* begin *
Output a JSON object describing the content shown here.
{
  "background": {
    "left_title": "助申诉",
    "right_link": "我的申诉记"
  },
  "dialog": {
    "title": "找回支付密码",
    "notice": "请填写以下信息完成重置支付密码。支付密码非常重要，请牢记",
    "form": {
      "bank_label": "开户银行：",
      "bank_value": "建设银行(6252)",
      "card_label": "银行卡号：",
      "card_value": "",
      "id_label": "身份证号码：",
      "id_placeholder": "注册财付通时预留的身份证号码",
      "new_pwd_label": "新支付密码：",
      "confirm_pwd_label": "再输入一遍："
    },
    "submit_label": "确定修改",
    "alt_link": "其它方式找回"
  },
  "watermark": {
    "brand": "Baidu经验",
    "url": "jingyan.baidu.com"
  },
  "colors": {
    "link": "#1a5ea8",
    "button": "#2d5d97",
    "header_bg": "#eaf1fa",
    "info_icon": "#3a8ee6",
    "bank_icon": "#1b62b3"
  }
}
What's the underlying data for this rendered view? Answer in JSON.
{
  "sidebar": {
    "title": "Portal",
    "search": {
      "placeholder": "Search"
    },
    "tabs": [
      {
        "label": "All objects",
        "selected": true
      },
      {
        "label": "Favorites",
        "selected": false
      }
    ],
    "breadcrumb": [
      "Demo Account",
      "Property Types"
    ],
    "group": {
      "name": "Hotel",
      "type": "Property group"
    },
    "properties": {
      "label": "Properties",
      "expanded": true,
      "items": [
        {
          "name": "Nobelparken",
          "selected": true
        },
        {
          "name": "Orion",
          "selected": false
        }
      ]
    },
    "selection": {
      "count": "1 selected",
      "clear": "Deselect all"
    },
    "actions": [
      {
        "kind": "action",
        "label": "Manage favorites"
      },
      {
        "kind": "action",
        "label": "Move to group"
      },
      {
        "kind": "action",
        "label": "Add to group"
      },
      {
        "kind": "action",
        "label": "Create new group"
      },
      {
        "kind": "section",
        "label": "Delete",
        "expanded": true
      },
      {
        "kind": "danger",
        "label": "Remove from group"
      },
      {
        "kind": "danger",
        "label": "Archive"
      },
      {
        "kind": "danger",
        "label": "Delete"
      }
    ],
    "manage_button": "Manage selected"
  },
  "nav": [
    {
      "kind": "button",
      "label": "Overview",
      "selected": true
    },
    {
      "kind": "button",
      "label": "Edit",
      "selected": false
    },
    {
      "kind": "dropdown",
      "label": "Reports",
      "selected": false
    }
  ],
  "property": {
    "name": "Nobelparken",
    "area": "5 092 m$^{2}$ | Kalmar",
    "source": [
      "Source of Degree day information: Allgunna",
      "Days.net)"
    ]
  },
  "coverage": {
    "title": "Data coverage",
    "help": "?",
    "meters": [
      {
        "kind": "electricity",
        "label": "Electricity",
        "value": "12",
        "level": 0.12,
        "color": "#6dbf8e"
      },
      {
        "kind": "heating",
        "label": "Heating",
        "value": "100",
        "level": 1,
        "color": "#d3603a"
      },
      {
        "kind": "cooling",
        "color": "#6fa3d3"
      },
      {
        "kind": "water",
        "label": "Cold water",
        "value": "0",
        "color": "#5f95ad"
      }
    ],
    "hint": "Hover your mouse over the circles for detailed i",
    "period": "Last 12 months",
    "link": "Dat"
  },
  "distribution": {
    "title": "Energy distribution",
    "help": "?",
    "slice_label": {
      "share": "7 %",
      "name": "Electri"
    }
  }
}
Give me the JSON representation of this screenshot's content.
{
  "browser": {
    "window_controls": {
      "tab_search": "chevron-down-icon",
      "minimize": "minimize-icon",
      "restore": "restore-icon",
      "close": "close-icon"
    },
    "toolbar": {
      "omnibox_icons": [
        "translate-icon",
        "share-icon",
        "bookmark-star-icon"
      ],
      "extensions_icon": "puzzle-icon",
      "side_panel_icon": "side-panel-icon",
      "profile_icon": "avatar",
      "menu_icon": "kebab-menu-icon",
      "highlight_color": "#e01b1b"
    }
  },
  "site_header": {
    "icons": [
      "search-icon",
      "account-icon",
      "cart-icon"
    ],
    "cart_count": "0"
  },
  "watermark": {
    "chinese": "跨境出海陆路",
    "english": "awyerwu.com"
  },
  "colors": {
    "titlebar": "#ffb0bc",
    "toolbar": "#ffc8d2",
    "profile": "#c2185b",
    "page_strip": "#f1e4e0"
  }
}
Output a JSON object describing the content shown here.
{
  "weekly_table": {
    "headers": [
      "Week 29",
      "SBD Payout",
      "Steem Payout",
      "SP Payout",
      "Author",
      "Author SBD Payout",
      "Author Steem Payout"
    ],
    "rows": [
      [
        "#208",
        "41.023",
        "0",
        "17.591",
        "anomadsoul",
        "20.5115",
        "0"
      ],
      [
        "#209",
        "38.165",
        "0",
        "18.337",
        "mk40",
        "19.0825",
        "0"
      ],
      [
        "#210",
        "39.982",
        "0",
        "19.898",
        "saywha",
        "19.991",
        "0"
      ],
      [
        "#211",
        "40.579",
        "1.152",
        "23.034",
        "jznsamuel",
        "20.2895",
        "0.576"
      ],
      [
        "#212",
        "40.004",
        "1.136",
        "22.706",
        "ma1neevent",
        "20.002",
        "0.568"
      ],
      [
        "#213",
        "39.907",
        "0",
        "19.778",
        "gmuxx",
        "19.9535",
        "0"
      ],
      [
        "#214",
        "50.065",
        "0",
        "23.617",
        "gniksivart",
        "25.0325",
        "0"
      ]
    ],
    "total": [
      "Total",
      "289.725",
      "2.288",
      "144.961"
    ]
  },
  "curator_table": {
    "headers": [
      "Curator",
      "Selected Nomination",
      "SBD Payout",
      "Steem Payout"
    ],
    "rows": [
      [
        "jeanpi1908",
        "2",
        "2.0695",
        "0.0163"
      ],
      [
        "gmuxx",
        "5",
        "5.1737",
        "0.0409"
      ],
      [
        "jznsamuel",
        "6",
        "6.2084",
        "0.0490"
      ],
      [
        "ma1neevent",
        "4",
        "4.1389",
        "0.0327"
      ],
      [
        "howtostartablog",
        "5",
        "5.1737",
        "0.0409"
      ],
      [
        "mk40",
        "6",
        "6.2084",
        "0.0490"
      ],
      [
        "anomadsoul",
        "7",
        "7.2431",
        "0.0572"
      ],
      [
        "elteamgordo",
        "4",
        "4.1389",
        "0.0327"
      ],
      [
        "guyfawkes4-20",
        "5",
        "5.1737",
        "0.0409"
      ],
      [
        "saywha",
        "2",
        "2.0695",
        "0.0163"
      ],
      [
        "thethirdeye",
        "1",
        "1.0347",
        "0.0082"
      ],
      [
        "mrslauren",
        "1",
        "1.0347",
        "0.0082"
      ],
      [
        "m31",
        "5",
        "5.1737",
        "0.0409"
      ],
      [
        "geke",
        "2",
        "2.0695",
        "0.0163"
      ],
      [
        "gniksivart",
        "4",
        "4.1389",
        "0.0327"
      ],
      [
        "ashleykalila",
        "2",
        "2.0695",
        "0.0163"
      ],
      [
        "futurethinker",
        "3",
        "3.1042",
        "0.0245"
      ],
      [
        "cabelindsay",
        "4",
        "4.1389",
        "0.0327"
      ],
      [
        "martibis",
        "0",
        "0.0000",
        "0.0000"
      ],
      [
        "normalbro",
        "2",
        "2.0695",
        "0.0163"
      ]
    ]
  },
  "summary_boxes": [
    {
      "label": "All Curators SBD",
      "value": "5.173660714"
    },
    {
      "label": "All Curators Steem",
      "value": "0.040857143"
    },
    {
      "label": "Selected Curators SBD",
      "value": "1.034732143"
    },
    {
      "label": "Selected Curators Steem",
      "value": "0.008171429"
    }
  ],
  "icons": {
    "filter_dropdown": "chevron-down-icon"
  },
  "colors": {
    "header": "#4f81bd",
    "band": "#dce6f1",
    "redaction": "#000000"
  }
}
* end *
__Goal__
Select all lines with the word "Curators" from the entries above.

__Full response__
      "label": "All Curators SBD",
      "label": "All Curators Steem",
      "label": "Selected Curators SBD",
      "label": "Selected Curators Steem",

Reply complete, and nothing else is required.